» **YOUR OBJECTIVE**
Every record here needs to be written out again exactly.

(begin)

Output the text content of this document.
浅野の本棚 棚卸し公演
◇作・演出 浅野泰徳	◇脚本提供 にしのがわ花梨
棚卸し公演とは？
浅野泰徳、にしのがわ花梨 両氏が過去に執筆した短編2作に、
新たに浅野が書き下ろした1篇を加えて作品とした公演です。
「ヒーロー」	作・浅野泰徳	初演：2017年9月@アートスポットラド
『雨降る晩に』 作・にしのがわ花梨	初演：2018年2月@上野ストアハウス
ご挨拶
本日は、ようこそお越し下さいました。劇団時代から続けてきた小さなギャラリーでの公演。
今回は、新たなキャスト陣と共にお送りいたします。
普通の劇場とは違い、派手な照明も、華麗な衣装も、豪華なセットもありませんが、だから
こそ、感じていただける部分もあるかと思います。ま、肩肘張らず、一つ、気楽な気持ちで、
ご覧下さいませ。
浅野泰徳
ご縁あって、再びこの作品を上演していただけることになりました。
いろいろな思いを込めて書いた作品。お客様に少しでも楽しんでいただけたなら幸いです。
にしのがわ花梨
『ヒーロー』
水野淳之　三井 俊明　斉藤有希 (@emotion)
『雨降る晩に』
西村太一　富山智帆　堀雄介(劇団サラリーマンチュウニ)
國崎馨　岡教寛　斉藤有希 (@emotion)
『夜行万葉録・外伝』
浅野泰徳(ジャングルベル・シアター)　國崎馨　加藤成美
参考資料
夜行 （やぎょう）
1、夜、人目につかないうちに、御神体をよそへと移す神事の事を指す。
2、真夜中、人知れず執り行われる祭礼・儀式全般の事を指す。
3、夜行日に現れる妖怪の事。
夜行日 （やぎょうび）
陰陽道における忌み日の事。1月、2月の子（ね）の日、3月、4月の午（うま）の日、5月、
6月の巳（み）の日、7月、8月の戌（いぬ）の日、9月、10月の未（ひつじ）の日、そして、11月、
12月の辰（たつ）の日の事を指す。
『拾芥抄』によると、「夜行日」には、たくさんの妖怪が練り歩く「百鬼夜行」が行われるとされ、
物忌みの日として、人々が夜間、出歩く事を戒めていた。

(end)

» **RESPONSE TO THE TASK**
Output the text content of this document.
浅野の本棚 棚卸し公演
◇作・演出 浅野泰徳	◇脚本提供 にしのがわ花梨
棚卸し公演とは？
浅野泰徳、にしのがわ花梨 両氏が過去に執筆した短編2作に、
新たに浅野が書き下ろした1篇を加えて作品とした公演です。
「ヒーロー」	作・浅野泰徳	初演：2017年9月@アートスポットラド
『雨降る晩に』 作・にしのがわ花梨	初演：2018年2月@上野ストアハウス
ご挨拶
本日は、ようこそお越し下さいました。劇団時代から続けてきた小さなギャラリーでの公演。
今回は、新たなキャスト陣と共にお送りいたします。
普通の劇場とは違い、派手な照明も、華麗な衣装も、豪華なセットもありませんが、だから
こそ、感じていただける部分もあるかと思います。ま、肩肘張らず、一つ、気楽な気持ちで、
ご覧下さいませ。
浅野泰徳
ご縁あって、再びこの作品を上演していただけることになりました。
いろいろな思いを込めて書いた作品。お客様に少しでも楽しんでいただけたなら幸いです。
にしのがわ花梨
『ヒーロー』
水野淳之　三井 俊明　斉藤有希 (@emotion)
『雨降る晩に』
西村太一　富山智帆　堀雄介(劇団サラリーマンチュウニ)
國崎馨　岡教寛　斉藤有希 (@emotion)
『夜行万葉録・外伝』
浅野泰徳(ジャングルベル・シアター)　國崎馨　加藤成美
参考資料
夜行 （やぎょう）
1、夜、人目につかないうちに、御神体をよそへと移す神事の事を指す。
2、真夜中、人知れず執り行われる祭礼・儀式全般の事を指す。
3、夜行日に現れる妖怪の事。
夜行日 （やぎょうび）
陰陽道における忌み日の事。1月、2月の子（ね）の日、3月、4月の午（うま）の日、5月、
6月の巳（み）の日、7月、8月の戌（いぬ）の日、9月、10月の未（ひつじ）の日、そして、11月、
12月の辰（たつ）の日の事を指す。
『拾芥抄』によると、「夜行日」には、たくさんの妖怪が練り歩く「百鬼夜行」が行われるとされ、
物忌みの日として、人々が夜間、出歩く事を戒めていた。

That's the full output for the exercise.